## BEGIN

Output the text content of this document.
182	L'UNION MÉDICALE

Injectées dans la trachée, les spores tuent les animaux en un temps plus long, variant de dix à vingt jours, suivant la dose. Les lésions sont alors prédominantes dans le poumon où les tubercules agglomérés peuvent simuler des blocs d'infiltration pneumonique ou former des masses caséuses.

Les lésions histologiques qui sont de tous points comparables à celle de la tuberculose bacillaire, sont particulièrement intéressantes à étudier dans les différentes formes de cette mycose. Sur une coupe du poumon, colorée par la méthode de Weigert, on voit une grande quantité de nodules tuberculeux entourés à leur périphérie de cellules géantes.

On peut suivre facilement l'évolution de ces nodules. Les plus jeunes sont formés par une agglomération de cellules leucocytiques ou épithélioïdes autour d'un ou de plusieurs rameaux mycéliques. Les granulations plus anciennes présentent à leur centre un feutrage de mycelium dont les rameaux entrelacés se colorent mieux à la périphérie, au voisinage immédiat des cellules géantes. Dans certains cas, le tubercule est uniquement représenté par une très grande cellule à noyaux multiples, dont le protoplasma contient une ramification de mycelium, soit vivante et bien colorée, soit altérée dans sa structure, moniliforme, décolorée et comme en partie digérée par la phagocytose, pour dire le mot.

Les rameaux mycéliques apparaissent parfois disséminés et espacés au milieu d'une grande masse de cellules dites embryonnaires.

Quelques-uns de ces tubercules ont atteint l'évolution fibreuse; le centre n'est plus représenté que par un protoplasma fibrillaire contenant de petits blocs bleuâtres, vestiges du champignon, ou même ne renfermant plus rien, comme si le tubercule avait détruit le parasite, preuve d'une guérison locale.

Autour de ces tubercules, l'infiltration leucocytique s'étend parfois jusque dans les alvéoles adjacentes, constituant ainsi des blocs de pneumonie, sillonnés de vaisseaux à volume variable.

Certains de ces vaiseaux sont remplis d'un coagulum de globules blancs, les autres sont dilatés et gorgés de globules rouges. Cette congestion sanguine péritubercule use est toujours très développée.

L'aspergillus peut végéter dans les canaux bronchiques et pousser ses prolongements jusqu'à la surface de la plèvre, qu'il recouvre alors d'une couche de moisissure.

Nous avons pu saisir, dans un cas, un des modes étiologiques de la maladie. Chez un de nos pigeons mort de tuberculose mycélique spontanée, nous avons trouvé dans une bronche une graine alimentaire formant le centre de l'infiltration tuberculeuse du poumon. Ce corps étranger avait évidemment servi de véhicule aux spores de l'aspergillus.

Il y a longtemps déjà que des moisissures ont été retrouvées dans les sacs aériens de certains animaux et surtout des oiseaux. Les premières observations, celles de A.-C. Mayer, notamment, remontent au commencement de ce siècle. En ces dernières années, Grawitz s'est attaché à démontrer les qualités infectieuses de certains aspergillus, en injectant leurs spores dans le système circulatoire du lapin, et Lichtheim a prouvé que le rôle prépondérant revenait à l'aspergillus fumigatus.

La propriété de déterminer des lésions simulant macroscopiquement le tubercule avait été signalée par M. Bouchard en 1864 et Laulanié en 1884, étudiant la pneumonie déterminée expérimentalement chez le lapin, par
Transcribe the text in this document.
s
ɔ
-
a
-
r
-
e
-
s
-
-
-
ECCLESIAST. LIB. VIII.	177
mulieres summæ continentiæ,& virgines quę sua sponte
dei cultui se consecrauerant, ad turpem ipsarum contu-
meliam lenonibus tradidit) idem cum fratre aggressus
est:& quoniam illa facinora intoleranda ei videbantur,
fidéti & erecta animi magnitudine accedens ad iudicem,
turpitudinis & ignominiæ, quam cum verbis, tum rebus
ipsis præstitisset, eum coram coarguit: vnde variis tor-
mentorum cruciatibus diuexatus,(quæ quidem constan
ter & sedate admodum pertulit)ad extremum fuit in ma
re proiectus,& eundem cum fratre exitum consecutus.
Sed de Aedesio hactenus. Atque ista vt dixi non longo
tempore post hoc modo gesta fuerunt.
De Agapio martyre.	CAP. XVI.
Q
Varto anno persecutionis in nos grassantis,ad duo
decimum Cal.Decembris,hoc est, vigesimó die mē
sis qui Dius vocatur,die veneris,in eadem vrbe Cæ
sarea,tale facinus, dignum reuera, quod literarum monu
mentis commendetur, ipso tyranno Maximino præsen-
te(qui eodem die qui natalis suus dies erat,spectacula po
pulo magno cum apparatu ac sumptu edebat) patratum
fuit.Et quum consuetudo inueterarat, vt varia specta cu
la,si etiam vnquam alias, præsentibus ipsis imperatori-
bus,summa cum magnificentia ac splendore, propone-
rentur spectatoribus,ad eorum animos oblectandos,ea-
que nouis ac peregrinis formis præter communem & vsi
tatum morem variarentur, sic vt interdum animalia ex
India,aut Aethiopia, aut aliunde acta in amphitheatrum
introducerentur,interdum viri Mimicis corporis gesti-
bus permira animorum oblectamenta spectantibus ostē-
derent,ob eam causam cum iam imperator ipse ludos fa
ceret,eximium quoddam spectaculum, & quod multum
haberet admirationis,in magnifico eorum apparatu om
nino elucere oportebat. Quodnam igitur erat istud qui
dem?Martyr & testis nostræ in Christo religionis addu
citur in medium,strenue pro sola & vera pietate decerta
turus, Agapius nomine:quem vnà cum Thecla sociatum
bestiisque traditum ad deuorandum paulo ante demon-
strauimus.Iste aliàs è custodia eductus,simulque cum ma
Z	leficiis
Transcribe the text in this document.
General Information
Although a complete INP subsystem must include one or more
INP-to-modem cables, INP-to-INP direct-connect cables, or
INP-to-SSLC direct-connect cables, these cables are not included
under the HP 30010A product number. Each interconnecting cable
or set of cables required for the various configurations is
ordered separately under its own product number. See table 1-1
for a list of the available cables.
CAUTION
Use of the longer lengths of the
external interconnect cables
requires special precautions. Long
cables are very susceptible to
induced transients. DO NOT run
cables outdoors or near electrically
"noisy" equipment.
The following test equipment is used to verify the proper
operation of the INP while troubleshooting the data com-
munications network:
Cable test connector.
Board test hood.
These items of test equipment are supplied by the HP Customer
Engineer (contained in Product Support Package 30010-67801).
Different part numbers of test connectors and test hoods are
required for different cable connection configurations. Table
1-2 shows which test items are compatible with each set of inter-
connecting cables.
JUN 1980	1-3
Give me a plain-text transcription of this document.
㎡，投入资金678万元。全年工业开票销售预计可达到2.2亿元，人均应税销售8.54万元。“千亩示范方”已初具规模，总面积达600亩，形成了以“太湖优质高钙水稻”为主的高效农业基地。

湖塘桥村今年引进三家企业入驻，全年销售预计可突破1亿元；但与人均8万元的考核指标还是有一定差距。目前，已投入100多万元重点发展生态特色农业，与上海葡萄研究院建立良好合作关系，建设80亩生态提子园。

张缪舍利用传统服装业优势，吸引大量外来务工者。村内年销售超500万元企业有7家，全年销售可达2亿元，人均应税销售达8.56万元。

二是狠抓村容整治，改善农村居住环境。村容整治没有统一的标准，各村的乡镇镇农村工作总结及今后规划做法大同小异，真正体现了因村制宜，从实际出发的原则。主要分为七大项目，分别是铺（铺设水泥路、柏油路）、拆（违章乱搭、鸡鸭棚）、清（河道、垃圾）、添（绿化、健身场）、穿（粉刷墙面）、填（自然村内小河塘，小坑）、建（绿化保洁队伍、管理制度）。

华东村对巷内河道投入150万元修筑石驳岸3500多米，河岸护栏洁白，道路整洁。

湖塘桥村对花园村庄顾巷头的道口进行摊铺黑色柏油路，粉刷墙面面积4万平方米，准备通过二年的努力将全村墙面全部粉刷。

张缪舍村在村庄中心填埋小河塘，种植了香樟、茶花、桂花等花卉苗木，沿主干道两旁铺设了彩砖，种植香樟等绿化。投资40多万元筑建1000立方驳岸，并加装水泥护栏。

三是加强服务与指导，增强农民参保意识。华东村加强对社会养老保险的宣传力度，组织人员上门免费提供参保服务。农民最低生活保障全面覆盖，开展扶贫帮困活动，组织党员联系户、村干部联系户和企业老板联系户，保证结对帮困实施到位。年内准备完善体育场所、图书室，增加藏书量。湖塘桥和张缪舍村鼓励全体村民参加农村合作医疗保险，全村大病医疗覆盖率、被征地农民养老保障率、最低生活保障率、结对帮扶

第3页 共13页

## END

* [EXERCISE] Pick out and copy the lines of the entries that hold the string "text".

* [COMPLETE ANSWER]
Output the text content of this document.
Transcribe the text in this document.
Transcribe the text in this document.
Give me a plain-text transcription of this document.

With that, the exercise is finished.